**Exercise aim:** Reproduce every record below exactly as it appears.

**Input rows:**
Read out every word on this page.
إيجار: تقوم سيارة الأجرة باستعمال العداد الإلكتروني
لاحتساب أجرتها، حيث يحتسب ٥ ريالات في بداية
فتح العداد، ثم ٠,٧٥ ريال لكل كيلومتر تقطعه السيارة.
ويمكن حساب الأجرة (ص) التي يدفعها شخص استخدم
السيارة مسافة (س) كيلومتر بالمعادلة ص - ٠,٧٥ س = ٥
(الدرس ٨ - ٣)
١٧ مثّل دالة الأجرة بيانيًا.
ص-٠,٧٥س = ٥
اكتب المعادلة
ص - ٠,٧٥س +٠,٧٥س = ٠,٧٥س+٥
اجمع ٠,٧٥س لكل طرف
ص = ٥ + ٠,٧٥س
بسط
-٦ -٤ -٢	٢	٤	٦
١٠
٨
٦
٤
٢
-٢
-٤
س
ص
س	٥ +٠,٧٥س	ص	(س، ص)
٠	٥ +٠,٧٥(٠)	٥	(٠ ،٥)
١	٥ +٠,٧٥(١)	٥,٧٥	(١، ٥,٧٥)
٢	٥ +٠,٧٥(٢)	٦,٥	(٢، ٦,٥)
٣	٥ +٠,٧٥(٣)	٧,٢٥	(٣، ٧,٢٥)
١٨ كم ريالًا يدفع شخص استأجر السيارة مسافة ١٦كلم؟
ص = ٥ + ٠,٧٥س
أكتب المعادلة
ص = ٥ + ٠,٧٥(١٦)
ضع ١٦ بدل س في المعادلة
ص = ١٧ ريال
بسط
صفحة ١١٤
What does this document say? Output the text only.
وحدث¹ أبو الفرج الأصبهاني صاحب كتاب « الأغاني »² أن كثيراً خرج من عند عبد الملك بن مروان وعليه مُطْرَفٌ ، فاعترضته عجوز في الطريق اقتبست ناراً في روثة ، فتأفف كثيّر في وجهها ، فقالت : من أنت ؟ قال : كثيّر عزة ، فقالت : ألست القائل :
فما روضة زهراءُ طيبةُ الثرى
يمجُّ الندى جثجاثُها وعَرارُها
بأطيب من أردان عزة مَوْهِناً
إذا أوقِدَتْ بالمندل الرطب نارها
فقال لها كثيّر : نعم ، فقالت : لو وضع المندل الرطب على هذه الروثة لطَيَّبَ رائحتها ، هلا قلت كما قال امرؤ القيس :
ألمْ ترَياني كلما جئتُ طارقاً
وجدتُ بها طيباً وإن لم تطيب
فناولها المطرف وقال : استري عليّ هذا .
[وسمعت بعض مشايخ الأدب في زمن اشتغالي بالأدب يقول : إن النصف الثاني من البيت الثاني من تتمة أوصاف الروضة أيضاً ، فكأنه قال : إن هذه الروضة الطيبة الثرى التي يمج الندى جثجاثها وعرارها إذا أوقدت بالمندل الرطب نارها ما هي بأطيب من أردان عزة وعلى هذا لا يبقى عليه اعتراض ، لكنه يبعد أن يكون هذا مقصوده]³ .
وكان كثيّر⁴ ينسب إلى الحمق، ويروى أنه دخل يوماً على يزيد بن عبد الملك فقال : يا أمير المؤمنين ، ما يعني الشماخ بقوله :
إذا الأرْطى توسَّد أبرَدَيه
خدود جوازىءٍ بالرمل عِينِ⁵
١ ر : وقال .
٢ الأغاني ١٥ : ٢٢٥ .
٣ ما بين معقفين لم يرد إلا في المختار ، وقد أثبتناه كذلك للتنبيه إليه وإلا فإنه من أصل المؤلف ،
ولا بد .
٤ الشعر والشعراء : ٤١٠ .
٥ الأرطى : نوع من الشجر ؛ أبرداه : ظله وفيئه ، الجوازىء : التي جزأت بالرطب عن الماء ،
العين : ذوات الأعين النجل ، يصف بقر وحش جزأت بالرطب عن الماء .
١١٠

**Reply:**
Read out every word on this page.
إيجار: تقوم سيارة الأجرة باستعمال العداد الإلكتروني
لاحتساب أجرتها، حيث يحتسب ٥ ريالات في بداية
فتح العداد، ثم ٠,٧٥ ريال لكل كيلومتر تقطعه السيارة.
ويمكن حساب الأجرة (ص) التي يدفعها شخص استخدم
السيارة مسافة (س) كيلومتر بالمعادلة ص - ٠,٧٥ س = ٥
(الدرس ٨ - ٣)
١٧ مثّل دالة الأجرة بيانيًا.
ص-٠,٧٥س = ٥
اكتب المعادلة
ص - ٠,٧٥س +٠,٧٥س = ٠,٧٥س+٥
اجمع ٠,٧٥س لكل طرف
ص = ٥ + ٠,٧٥س
بسط
-٦ -٤ -٢	٢	٤	٦
١٠
٨
٦
٤
٢
-٢
-٤
س
ص
س	٥ +٠,٧٥س	ص	(س، ص)
٠	٥ +٠,٧٥(٠)	٥	(٠ ،٥)
١	٥ +٠,٧٥(١)	٥,٧٥	(١، ٥,٧٥)
٢	٥ +٠,٧٥(٢)	٦,٥	(٢، ٦,٥)
٣	٥ +٠,٧٥(٣)	٧,٢٥	(٣، ٧,٢٥)
١٨ كم ريالًا يدفع شخص استأجر السيارة مسافة ١٦كلم؟
ص = ٥ + ٠,٧٥س
أكتب المعادلة
ص = ٥ + ٠,٧٥(١٦)
ضع ١٦ بدل س في المعادلة
ص = ١٧ ريال
بسط
صفحة ١١٤
What does this document say? Output the text only.
وحدث¹ أبو الفرج الأصبهاني صاحب كتاب « الأغاني »² أن كثيراً خرج من عند عبد الملك بن مروان وعليه مُطْرَفٌ ، فاعترضته عجوز في الطريق اقتبست ناراً في روثة ، فتأفف كثيّر في وجهها ، فقالت : من أنت ؟ قال : كثيّر عزة ، فقالت : ألست القائل :
فما روضة زهراءُ طيبةُ الثرى
يمجُّ الندى جثجاثُها وعَرارُها
بأطيب من أردان عزة مَوْهِناً
إذا أوقِدَتْ بالمندل الرطب نارها
فقال لها كثيّر : نعم ، فقالت : لو وضع المندل الرطب على هذه الروثة لطَيَّبَ رائحتها ، هلا قلت كما قال امرؤ القيس :
ألمْ ترَياني كلما جئتُ طارقاً
وجدتُ بها طيباً وإن لم تطيب
فناولها المطرف وقال : استري عليّ هذا .
[وسمعت بعض مشايخ الأدب في زمن اشتغالي بالأدب يقول : إن النصف الثاني من البيت الثاني من تتمة أوصاف الروضة أيضاً ، فكأنه قال : إن هذه الروضة الطيبة الثرى التي يمج الندى جثجاثها وعرارها إذا أوقدت بالمندل الرطب نارها ما هي بأطيب من أردان عزة وعلى هذا لا يبقى عليه اعتراض ، لكنه يبعد أن يكون هذا مقصوده]³ .
وكان كثيّر⁴ ينسب إلى الحمق، ويروى أنه دخل يوماً على يزيد بن عبد الملك فقال : يا أمير المؤمنين ، ما يعني الشماخ بقوله :
إذا الأرْطى توسَّد أبرَدَيه
خدود جوازىءٍ بالرمل عِينِ⁵
١ ر : وقال .
٢ الأغاني ١٥ : ٢٢٥ .
٣ ما بين معقفين لم يرد إلا في المختار ، وقد أثبتناه كذلك للتنبيه إليه وإلا فإنه من أصل المؤلف ،
ولا بد .
٤ الشعر والشعراء : ٤١٠ .
٥ الأرطى : نوع من الشجر ؛ أبرداه : ظله وفيئه ، الجوازىء : التي جزأت بالرطب عن الماء ،
العين : ذوات الأعين النجل ، يصف بقر وحش جزأت بالرطب عن الماء .
١١٠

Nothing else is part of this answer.